— START OF Raw records —
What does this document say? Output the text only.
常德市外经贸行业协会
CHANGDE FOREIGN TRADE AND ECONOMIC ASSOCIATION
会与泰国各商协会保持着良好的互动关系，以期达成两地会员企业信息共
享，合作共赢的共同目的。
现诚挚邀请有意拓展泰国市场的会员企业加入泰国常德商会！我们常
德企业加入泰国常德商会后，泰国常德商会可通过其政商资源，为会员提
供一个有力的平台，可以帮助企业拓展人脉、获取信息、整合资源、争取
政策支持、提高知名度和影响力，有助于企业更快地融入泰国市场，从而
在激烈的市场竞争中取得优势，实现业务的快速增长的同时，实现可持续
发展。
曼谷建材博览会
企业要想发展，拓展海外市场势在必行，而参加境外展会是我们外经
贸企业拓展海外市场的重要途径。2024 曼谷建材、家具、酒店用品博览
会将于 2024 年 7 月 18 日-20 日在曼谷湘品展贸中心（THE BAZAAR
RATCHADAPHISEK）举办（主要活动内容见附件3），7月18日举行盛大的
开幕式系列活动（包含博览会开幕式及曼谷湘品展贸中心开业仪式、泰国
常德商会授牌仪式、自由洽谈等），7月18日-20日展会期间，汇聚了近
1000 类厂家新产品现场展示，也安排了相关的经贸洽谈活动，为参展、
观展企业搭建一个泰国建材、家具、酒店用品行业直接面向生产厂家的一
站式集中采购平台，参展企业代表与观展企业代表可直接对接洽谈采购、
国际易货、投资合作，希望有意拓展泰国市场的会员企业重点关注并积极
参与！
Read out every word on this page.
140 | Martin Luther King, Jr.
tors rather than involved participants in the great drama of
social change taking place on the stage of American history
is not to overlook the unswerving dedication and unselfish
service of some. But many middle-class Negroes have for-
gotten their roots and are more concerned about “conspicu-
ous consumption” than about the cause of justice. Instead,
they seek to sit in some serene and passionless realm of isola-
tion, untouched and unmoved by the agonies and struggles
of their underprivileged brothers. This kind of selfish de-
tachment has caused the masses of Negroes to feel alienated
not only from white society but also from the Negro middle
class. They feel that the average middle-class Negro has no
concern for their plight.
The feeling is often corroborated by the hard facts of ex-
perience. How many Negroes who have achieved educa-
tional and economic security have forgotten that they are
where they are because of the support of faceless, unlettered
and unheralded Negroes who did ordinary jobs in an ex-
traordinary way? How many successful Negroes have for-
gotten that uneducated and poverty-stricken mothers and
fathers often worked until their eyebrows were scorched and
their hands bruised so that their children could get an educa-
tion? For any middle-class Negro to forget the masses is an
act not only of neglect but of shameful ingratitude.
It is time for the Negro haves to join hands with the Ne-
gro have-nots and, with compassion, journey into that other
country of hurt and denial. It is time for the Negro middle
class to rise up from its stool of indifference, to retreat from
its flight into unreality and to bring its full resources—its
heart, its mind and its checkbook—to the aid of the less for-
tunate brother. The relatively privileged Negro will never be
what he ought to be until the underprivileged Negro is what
— END OF Raw records —
• [Exercise]:
Reproduce every line of the material above exactly.

• [Reply]:
What does this document say? Output the text only.
常德市外经贸行业协会
CHANGDE FOREIGN TRADE AND ECONOMIC ASSOCIATION
会与泰国各商协会保持着良好的互动关系，以期达成两地会员企业信息共
享，合作共赢的共同目的。
现诚挚邀请有意拓展泰国市场的会员企业加入泰国常德商会！我们常
德企业加入泰国常德商会后，泰国常德商会可通过其政商资源，为会员提
供一个有力的平台，可以帮助企业拓展人脉、获取信息、整合资源、争取
政策支持、提高知名度和影响力，有助于企业更快地融入泰国市场，从而
在激烈的市场竞争中取得优势，实现业务的快速增长的同时，实现可持续
发展。
曼谷建材博览会
企业要想发展，拓展海外市场势在必行，而参加境外展会是我们外经
贸企业拓展海外市场的重要途径。2024 曼谷建材、家具、酒店用品博览
会将于 2024 年 7 月 18 日-20 日在曼谷湘品展贸中心（THE BAZAAR
RATCHADAPHISEK）举办（主要活动内容见附件3），7月18日举行盛大的
开幕式系列活动（包含博览会开幕式及曼谷湘品展贸中心开业仪式、泰国
常德商会授牌仪式、自由洽谈等），7月18日-20日展会期间，汇聚了近
1000 类厂家新产品现场展示，也安排了相关的经贸洽谈活动，为参展、
观展企业搭建一个泰国建材、家具、酒店用品行业直接面向生产厂家的一
站式集中采购平台，参展企业代表与观展企业代表可直接对接洽谈采购、
国际易货、投资合作，希望有意拓展泰国市场的会员企业重点关注并积极
参与！
Read out every word on this page.
140 | Martin Luther King, Jr.
tors rather than involved participants in the great drama of
social change taking place on the stage of American history
is not to overlook the unswerving dedication and unselfish
service of some. But many middle-class Negroes have for-
gotten their roots and are more concerned about “conspicu-
ous consumption” than about the cause of justice. Instead,
they seek to sit in some serene and passionless realm of isola-
tion, untouched and unmoved by the agonies and struggles
of their underprivileged brothers. This kind of selfish de-
tachment has caused the masses of Negroes to feel alienated
not only from white society but also from the Negro middle
class. They feel that the average middle-class Negro has no
concern for their plight.
The feeling is often corroborated by the hard facts of ex-
perience. How many Negroes who have achieved educa-
tional and economic security have forgotten that they are
where they are because of the support of faceless, unlettered
and unheralded Negroes who did ordinary jobs in an ex-
traordinary way? How many successful Negroes have for-
gotten that uneducated and poverty-stricken mothers and
fathers often worked until their eyebrows were scorched and
their hands bruised so that their children could get an educa-
tion? For any middle-class Negro to forget the masses is an
act not only of neglect but of shameful ingratitude.
It is time for the Negro haves to join hands with the Ne-
gro have-nots and, with compassion, journey into that other
country of hurt and denial. It is time for the Negro middle
class to rise up from its stool of indifference, to retreat from
its flight into unreality and to bring its full resources—its
heart, its mind and its checkbook—to the aid of the less for-
tunate brother. The relatively privileged Negro will never be
what he ought to be until the underprivileged Negro is what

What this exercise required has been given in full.